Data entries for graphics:
--- Start ---

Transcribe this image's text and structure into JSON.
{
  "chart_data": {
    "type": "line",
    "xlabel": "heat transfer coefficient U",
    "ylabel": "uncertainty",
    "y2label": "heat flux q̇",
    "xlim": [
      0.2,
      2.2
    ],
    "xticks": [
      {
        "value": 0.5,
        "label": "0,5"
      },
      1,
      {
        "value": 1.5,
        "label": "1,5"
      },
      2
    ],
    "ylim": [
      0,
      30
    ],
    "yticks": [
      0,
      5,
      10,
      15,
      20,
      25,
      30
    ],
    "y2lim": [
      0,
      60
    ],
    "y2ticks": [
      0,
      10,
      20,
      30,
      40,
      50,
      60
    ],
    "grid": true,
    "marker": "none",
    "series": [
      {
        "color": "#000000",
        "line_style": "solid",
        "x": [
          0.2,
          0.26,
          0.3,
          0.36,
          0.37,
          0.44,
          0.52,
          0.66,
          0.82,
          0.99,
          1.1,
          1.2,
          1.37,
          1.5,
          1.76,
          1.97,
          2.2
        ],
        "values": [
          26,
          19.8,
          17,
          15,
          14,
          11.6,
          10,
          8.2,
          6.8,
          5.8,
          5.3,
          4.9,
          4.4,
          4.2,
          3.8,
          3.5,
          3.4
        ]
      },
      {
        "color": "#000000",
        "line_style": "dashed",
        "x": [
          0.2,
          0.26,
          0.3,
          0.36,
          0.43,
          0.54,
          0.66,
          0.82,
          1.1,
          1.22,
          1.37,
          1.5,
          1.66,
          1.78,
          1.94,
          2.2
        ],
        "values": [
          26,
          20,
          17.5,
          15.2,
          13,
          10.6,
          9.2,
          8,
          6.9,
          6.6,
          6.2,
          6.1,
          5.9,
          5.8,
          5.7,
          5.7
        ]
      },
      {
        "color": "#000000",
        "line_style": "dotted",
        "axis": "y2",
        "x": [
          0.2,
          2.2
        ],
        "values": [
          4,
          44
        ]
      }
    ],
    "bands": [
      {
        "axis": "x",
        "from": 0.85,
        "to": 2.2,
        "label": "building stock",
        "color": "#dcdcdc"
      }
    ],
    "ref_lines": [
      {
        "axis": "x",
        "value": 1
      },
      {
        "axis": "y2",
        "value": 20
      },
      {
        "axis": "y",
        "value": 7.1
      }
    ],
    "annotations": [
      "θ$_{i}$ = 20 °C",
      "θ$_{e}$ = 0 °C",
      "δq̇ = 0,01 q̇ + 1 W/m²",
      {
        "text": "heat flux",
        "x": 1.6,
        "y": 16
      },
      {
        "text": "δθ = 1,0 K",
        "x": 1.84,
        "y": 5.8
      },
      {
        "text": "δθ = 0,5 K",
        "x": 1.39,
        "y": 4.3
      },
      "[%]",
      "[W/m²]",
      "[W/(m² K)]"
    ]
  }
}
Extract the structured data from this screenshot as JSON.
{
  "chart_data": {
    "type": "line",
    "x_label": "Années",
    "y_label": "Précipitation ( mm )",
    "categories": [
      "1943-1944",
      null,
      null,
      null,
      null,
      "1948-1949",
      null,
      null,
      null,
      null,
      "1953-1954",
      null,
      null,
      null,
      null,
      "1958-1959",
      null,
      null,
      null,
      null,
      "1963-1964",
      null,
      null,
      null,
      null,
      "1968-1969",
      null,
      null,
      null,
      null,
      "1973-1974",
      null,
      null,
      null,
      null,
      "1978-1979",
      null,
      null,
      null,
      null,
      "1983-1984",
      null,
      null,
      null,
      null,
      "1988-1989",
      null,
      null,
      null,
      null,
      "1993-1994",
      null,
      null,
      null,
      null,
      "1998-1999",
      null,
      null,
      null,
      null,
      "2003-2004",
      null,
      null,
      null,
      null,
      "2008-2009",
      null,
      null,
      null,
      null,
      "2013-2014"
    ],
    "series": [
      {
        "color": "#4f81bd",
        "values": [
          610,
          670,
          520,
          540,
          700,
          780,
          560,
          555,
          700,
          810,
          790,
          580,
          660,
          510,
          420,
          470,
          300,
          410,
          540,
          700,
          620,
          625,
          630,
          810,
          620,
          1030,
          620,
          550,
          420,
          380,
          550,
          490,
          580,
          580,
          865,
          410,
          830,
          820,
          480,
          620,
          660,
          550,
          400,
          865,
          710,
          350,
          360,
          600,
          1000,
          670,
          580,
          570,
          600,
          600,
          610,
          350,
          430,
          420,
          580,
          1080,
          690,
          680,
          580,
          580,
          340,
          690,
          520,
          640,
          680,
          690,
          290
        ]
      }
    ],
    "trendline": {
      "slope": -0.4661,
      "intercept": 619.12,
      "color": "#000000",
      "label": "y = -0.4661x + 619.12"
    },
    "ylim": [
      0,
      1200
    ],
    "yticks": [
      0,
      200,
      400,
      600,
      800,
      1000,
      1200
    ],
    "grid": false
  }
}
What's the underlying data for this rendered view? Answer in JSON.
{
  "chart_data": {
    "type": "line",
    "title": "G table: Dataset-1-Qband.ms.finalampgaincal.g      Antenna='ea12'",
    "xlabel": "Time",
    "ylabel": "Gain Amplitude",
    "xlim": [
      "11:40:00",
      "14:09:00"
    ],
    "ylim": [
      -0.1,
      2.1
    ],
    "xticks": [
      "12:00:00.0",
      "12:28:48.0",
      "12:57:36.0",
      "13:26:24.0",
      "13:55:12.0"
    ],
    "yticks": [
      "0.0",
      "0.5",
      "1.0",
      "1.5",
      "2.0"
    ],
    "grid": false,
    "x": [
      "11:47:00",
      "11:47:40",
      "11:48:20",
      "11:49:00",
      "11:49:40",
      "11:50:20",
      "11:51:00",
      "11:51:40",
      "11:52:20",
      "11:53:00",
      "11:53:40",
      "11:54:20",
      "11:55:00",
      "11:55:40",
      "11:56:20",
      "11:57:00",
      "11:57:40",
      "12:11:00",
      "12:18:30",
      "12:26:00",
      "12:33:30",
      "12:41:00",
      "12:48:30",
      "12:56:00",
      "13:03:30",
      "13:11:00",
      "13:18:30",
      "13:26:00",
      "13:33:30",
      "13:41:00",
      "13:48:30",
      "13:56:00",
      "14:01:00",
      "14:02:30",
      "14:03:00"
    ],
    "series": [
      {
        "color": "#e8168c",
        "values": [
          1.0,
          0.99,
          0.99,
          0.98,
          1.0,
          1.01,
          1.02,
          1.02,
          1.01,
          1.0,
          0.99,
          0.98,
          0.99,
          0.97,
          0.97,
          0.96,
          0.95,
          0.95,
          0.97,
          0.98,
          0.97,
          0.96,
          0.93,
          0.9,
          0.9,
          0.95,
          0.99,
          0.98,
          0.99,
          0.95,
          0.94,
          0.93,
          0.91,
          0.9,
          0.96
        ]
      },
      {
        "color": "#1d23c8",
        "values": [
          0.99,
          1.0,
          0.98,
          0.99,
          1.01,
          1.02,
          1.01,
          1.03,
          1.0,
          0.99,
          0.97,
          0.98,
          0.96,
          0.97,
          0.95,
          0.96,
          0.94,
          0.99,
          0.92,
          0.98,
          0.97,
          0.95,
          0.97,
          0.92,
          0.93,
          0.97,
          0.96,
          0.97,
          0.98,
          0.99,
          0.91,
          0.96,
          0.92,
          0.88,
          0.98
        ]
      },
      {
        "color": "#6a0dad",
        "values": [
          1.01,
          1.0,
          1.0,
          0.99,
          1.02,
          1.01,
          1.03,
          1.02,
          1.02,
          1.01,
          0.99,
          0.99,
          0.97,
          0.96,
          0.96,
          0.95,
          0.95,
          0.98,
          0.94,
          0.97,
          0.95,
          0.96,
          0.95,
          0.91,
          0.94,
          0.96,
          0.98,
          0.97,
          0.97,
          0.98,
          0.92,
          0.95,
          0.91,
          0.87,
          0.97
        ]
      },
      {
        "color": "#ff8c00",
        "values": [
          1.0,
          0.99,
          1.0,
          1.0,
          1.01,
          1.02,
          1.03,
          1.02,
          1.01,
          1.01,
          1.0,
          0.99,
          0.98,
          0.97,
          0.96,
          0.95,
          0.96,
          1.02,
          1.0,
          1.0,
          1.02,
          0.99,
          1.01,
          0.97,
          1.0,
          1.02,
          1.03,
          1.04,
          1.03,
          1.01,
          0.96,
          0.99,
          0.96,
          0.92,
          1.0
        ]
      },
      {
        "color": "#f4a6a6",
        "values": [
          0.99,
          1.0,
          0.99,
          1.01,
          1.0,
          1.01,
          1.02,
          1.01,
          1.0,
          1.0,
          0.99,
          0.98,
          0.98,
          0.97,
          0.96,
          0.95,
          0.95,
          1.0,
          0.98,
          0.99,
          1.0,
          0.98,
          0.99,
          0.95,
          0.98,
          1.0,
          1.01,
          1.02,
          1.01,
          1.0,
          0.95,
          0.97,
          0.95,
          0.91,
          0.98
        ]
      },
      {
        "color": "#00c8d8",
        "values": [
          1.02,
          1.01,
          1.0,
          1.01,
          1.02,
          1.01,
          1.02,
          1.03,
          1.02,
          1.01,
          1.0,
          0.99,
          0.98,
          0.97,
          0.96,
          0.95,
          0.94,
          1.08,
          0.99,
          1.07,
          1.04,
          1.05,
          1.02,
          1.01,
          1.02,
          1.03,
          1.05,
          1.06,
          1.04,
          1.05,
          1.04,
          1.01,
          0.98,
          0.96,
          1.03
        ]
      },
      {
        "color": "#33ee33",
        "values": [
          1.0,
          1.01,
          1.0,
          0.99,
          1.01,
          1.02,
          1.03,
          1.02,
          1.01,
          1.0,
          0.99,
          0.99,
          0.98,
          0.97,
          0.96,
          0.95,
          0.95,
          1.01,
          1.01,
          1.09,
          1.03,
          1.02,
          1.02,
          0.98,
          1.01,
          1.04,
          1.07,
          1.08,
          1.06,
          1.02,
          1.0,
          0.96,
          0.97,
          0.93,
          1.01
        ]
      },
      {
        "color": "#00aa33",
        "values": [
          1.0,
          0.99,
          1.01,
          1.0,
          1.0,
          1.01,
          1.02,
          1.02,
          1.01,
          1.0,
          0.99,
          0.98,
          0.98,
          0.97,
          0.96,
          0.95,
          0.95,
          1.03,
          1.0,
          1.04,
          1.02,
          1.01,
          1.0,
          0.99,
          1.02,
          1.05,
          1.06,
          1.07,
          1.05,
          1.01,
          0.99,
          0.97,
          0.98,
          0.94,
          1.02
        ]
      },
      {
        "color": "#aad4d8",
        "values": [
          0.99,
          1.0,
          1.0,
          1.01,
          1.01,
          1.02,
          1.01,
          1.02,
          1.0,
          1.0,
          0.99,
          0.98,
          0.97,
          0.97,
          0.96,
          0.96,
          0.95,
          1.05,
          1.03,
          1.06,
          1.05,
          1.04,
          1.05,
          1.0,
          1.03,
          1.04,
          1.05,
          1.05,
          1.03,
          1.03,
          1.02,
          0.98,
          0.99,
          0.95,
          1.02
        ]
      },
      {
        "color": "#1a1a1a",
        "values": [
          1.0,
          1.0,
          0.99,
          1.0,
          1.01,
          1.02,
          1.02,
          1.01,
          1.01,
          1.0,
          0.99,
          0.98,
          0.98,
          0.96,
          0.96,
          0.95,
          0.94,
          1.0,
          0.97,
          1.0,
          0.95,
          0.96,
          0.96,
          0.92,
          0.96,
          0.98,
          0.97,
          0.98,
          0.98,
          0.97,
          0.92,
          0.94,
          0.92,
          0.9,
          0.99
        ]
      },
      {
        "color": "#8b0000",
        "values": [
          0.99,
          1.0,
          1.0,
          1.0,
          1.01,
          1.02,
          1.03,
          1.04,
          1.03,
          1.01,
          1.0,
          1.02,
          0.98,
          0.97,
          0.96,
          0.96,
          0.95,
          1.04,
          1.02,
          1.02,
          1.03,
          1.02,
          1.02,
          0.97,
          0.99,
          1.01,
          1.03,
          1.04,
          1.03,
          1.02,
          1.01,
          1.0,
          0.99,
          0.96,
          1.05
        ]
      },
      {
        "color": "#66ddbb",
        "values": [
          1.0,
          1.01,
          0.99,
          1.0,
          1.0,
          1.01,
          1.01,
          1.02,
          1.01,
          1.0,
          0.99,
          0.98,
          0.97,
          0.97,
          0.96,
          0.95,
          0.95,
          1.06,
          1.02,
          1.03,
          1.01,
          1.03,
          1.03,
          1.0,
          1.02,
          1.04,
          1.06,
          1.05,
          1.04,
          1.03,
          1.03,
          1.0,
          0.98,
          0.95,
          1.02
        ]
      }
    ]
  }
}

--- End ---

*What is asked*. Only the number is wanted: how many lines of the data contain the word "from"?

*Result of the task*. 2